#### WORK TO BE COMPLETED
Provide a single number: the count of lines containing the string "tous".

#### Saved entries
- - - -

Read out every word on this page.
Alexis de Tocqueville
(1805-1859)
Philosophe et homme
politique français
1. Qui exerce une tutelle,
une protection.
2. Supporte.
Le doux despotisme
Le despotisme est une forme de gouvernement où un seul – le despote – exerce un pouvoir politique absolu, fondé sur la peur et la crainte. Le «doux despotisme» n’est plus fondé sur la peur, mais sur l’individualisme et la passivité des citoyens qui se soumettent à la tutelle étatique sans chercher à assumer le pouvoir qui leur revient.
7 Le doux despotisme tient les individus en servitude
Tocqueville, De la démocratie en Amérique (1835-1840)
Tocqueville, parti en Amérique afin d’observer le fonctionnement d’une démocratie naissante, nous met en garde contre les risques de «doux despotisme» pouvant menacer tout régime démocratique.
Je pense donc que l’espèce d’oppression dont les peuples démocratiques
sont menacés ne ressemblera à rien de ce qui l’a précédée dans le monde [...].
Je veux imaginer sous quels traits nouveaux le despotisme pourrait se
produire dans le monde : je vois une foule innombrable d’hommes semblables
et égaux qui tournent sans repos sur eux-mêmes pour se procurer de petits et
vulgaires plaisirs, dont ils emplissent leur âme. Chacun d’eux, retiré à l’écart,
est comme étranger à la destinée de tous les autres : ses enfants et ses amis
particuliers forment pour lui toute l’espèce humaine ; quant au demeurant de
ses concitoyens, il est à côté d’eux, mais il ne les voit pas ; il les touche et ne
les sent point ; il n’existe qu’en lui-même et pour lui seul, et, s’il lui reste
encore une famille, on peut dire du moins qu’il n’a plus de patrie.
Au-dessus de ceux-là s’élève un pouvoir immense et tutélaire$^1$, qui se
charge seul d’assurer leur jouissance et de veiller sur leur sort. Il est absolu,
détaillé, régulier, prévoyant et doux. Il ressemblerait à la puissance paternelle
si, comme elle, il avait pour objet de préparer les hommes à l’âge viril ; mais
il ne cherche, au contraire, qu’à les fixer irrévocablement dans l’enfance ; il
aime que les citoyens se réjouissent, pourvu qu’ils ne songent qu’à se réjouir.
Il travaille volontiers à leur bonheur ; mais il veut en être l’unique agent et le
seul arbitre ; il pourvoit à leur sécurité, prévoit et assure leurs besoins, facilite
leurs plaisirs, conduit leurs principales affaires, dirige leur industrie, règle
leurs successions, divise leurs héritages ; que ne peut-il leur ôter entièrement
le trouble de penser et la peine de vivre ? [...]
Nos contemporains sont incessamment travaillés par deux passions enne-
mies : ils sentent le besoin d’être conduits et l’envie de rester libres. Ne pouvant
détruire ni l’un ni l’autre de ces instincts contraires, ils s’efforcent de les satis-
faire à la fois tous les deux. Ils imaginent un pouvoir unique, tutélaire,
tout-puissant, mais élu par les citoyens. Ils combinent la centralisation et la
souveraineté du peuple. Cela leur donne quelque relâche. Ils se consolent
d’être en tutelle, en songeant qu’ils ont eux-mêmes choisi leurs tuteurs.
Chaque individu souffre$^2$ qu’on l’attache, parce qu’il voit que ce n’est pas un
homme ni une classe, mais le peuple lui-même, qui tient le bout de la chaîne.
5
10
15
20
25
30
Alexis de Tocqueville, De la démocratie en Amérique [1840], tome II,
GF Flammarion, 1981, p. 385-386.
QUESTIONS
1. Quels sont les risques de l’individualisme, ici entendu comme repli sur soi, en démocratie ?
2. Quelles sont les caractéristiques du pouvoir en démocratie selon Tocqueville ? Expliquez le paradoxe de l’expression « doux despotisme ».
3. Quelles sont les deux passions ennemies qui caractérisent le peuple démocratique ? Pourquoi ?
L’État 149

- - - -

#### CORRECT OUTPUT
2